-- START --

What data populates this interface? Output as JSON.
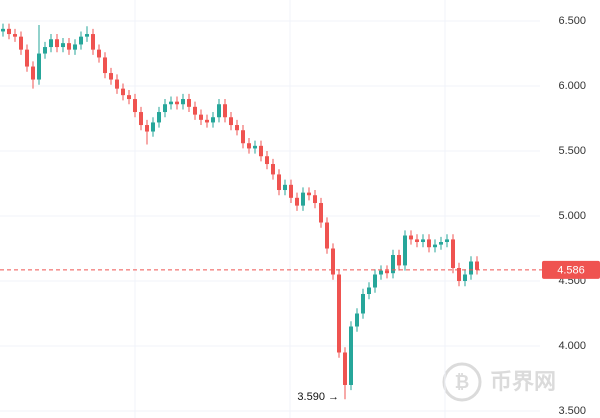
{
  "chart_data": {
    "type": "candlestick",
    "up_color": "#26a69a",
    "down_color": "#ef5350",
    "ylim": [
      3.446,
      6.662
    ],
    "yticks": [
      {
        "value": 3.5,
        "label": "3.500"
      },
      {
        "value": 4.0,
        "label": "4.000"
      },
      {
        "value": 4.5,
        "label": "4.500"
      },
      {
        "value": 5.0,
        "label": "5.000"
      },
      {
        "value": 5.5,
        "label": "5.500"
      },
      {
        "value": 6.0,
        "label": "6.000"
      },
      {
        "value": 6.5,
        "label": "6.500"
      }
    ],
    "grid": true,
    "last_price": 4.586,
    "low_label": "3.590 →",
    "low_value": 3.59,
    "watermark": "币界网",
    "open": [
      6.42,
      6.44,
      6.4,
      6.38,
      6.28,
      6.15,
      6.05,
      6.25,
      6.3,
      6.36,
      6.3,
      6.33,
      6.28,
      6.32,
      6.38,
      6.4,
      6.28,
      6.22,
      6.1,
      6.05,
      5.98,
      5.93,
      5.9,
      5.8,
      5.7,
      5.65,
      5.72,
      5.8,
      5.86,
      5.88,
      5.86,
      5.9,
      5.84,
      5.78,
      5.74,
      5.72,
      5.76,
      5.86,
      5.76,
      5.7,
      5.66,
      5.56,
      5.52,
      5.54,
      5.46,
      5.4,
      5.32,
      5.2,
      5.24,
      5.14,
      5.08,
      5.18,
      5.16,
      5.1,
      4.95,
      4.75,
      4.55,
      3.95,
      3.7,
      4.15,
      4.25,
      4.4,
      4.45,
      4.55,
      4.58,
      4.56,
      4.7,
      4.62,
      4.85,
      4.82,
      4.8,
      4.82,
      4.76,
      4.78,
      4.8,
      4.82,
      4.6,
      4.5,
      4.55,
      4.65
    ],
    "high": [
      6.48,
      6.48,
      6.44,
      6.42,
      6.32,
      6.19,
      6.47,
      6.34,
      6.4,
      6.4,
      6.37,
      6.37,
      6.36,
      6.42,
      6.46,
      6.44,
      6.32,
      6.26,
      6.14,
      6.09,
      6.02,
      5.97,
      5.94,
      5.84,
      5.74,
      5.76,
      5.84,
      5.9,
      5.92,
      5.92,
      5.94,
      5.94,
      5.88,
      5.82,
      5.78,
      5.8,
      5.9,
      5.9,
      5.8,
      5.74,
      5.7,
      5.6,
      5.58,
      5.58,
      5.5,
      5.44,
      5.36,
      5.28,
      5.28,
      5.18,
      5.22,
      5.22,
      5.2,
      5.14,
      4.99,
      4.79,
      4.59,
      3.99,
      4.19,
      4.29,
      4.44,
      4.49,
      4.59,
      4.62,
      4.62,
      4.74,
      4.74,
      4.89,
      4.89,
      4.86,
      4.86,
      4.86,
      4.82,
      4.84,
      4.86,
      4.86,
      4.64,
      4.59,
      4.69,
      4.69
    ],
    "low": [
      6.38,
      6.36,
      6.34,
      6.24,
      6.11,
      5.98,
      6.01,
      6.21,
      6.26,
      6.26,
      6.26,
      6.24,
      6.24,
      6.28,
      6.34,
      6.24,
      6.18,
      6.06,
      6.01,
      5.94,
      5.89,
      5.86,
      5.76,
      5.66,
      5.55,
      5.61,
      5.68,
      5.76,
      5.82,
      5.82,
      5.82,
      5.8,
      5.74,
      5.7,
      5.68,
      5.68,
      5.72,
      5.72,
      5.66,
      5.62,
      5.52,
      5.48,
      5.48,
      5.42,
      5.36,
      5.28,
      5.16,
      5.16,
      5.1,
      5.04,
      5.04,
      5.12,
      5.06,
      4.91,
      4.71,
      4.51,
      3.91,
      3.59,
      3.66,
      4.11,
      4.21,
      4.36,
      4.41,
      4.51,
      4.52,
      4.52,
      4.58,
      4.58,
      4.78,
      4.76,
      4.76,
      4.72,
      4.72,
      4.74,
      4.76,
      4.56,
      4.46,
      4.46,
      4.51,
      4.55
    ],
    "close": [
      6.44,
      6.4,
      6.38,
      6.28,
      6.15,
      6.05,
      6.25,
      6.3,
      6.36,
      6.3,
      6.33,
      6.28,
      6.32,
      6.38,
      6.4,
      6.28,
      6.22,
      6.1,
      6.05,
      5.98,
      5.93,
      5.9,
      5.8,
      5.7,
      5.65,
      5.72,
      5.8,
      5.86,
      5.88,
      5.86,
      5.9,
      5.84,
      5.78,
      5.74,
      5.72,
      5.76,
      5.86,
      5.76,
      5.7,
      5.66,
      5.56,
      5.52,
      5.54,
      5.46,
      5.4,
      5.32,
      5.2,
      5.24,
      5.14,
      5.08,
      5.18,
      5.16,
      5.1,
      4.95,
      4.75,
      4.55,
      3.95,
      3.7,
      4.15,
      4.25,
      4.4,
      4.45,
      4.55,
      4.58,
      4.56,
      4.7,
      4.62,
      4.85,
      4.82,
      4.8,
      4.82,
      4.76,
      4.78,
      4.8,
      4.82,
      4.6,
      4.5,
      4.55,
      4.65,
      4.586
    ]
  }
}
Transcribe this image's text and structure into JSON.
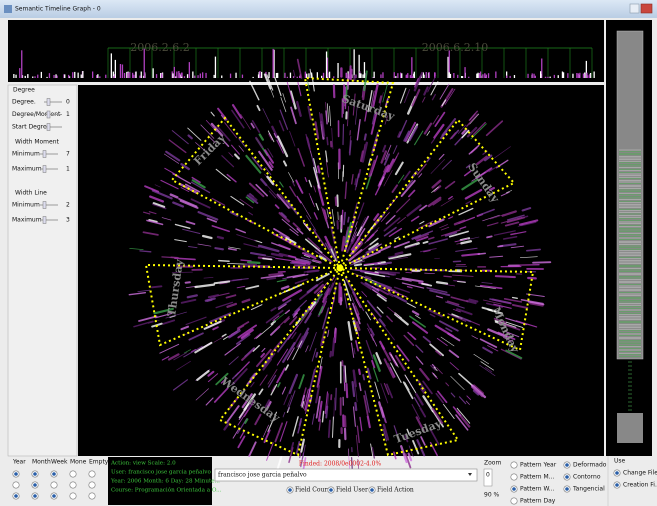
{
  "window": {
    "title": "Semantic Timeline Graph - 0"
  },
  "timeline": {
    "dates": [
      "2006.2.6.2",
      "2006.6.2.10"
    ]
  },
  "controls": {
    "degree": {
      "title": "Degree",
      "rows": [
        {
          "label": "Degree.",
          "value": 0
        },
        {
          "label": "Degree/Moment",
          "value": 1
        },
        {
          "label": "Start Degree"
        }
      ]
    },
    "width_moment": {
      "title": "Width Moment",
      "rows": [
        {
          "label": "Minimum",
          "value": 7
        },
        {
          "label": "Maximum",
          "value": 1
        }
      ]
    },
    "width_line": {
      "title": "Width Line",
      "rows": [
        {
          "label": "Minimum",
          "value": 2
        },
        {
          "label": "Maximum",
          "value": 3
        }
      ]
    }
  },
  "graph": {
    "days": [
      "Saturday",
      "Sunday",
      "Monday",
      "Tuesday",
      "Wednesday",
      "Thursday",
      "Friday"
    ]
  },
  "scale_columns": [
    "Year",
    "Month",
    "Week",
    "Mone",
    "Empty"
  ],
  "info": [
    "Action: view Scale: 2.0",
    "User: francisco jose garcia peñalvo",
    "Year: 2006 Month: 6 Day: 28 Minute...",
    "Course: Programación Orientada a O..."
  ],
  "search": {
    "status": "Finded: 2008/0e0002-4.0%",
    "user": "francisco jose garcia peñalvo",
    "fields": [
      "Field Course",
      "Field User",
      "Field Action"
    ]
  },
  "zoom": {
    "label": "Zoom",
    "value": 0,
    "percent": "90 %"
  },
  "patterns": [
    "Pattern Year",
    "Pattern M...",
    "Pattern W...",
    "Pattern Day"
  ],
  "styles": [
    "Deformado",
    "Contorno",
    "Tangencial"
  ],
  "use": {
    "title": "Use",
    "options": [
      "Change Files",
      "Creation Fi..."
    ]
  }
}
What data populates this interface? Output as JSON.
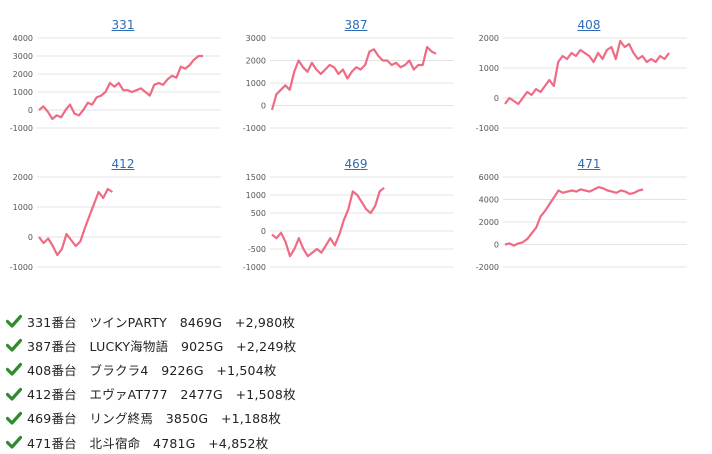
{
  "accent_line": "#ef6b84",
  "title_color": "#2f6db5",
  "check_color": "#2e8b2e",
  "chart_data": [
    {
      "type": "line",
      "title": "331",
      "ylim": [
        -1000,
        4000
      ],
      "yticks": [
        -1000,
        0,
        1000,
        2000,
        3000,
        4000
      ],
      "series": [
        {
          "values": [
            0,
            200,
            -100,
            -500,
            -300,
            -400,
            0,
            300,
            -200,
            -300,
            0,
            400,
            300,
            700,
            800,
            1000,
            1500,
            1300,
            1500,
            1100,
            1100,
            1000,
            1100,
            1200,
            1000,
            800,
            1400,
            1500,
            1400,
            1700,
            1900,
            1800,
            2400,
            2300,
            2500,
            2800,
            3000,
            3000
          ]
        }
      ]
    },
    {
      "type": "line",
      "title": "387",
      "ylim": [
        -1000,
        3000
      ],
      "yticks": [
        -1000,
        0,
        1000,
        2000,
        3000
      ],
      "series": [
        {
          "values": [
            -200,
            500,
            700,
            900,
            700,
            1500,
            2000,
            1700,
            1500,
            1900,
            1600,
            1400,
            1600,
            1800,
            1700,
            1400,
            1600,
            1200,
            1500,
            1700,
            1600,
            1800,
            2400,
            2500,
            2200,
            2000,
            2000,
            1800,
            1900,
            1700,
            1800,
            2000,
            1600,
            1800,
            1800,
            2600,
            2400,
            2300
          ]
        }
      ]
    },
    {
      "type": "line",
      "title": "408",
      "ylim": [
        -1000,
        2000
      ],
      "yticks": [
        -1000,
        0,
        1000,
        2000
      ],
      "series": [
        {
          "values": [
            -200,
            0,
            -100,
            -200,
            0,
            200,
            100,
            300,
            200,
            400,
            600,
            400,
            1200,
            1400,
            1300,
            1500,
            1400,
            1600,
            1500,
            1400,
            1200,
            1500,
            1300,
            1600,
            1700,
            1300,
            1900,
            1700,
            1800,
            1500,
            1300,
            1400,
            1200,
            1300,
            1200,
            1400,
            1300,
            1500
          ]
        }
      ]
    },
    {
      "type": "line",
      "title": "412",
      "ylim": [
        -1000,
        2000
      ],
      "yticks": [
        -1000,
        0,
        1000,
        2000
      ],
      "series": [
        {
          "values": [
            0,
            -200,
            -50,
            -300,
            -600,
            -400,
            100,
            -100,
            -300,
            -150,
            300,
            700,
            1100,
            1500,
            1300,
            1600,
            1500
          ]
        }
      ]
    },
    {
      "type": "line",
      "title": "469",
      "ylim": [
        -1000,
        1500
      ],
      "yticks": [
        -1000,
        -500,
        0,
        500,
        1000,
        1500
      ],
      "series": [
        {
          "values": [
            -100,
            -200,
            -50,
            -300,
            -700,
            -500,
            -200,
            -500,
            -700,
            -600,
            -500,
            -600,
            -400,
            -200,
            -400,
            -100,
            300,
            600,
            1100,
            1000,
            800,
            600,
            500,
            700,
            1100,
            1200
          ]
        }
      ]
    },
    {
      "type": "line",
      "title": "471",
      "ylim": [
        -2000,
        6000
      ],
      "yticks": [
        -2000,
        0,
        2000,
        4000,
        6000
      ],
      "series": [
        {
          "values": [
            0,
            100,
            -100,
            100,
            200,
            500,
            1000,
            1500,
            2500,
            3000,
            3600,
            4200,
            4800,
            4600,
            4700,
            4800,
            4700,
            4900,
            4800,
            4700,
            4900,
            5100,
            5000,
            4800,
            4700,
            4600,
            4800,
            4700,
            4500,
            4600,
            4800,
            4900
          ]
        }
      ]
    }
  ],
  "list": [
    {
      "text": "331番台　ツインPARTY　8469G　+2,980枚"
    },
    {
      "text": "387番台　LUCKY海物語　9025G　+2,249枚"
    },
    {
      "text": "408番台　ブラクラ4　9226G　+1,504枚"
    },
    {
      "text": "412番台　エヴァAT777　2477G　+1,508枚"
    },
    {
      "text": "469番台　リング終焉　3850G　+1,188枚"
    },
    {
      "text": "471番台　北斗宿命　4781G　+4,852枚"
    }
  ]
}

-- END --

What you should do
Using the material above, copy every line in which the string "garcia" occurs.

Solved problem
    "User: francisco jose garcia peñalvo",
    "user": "francisco jose garcia peñalvo",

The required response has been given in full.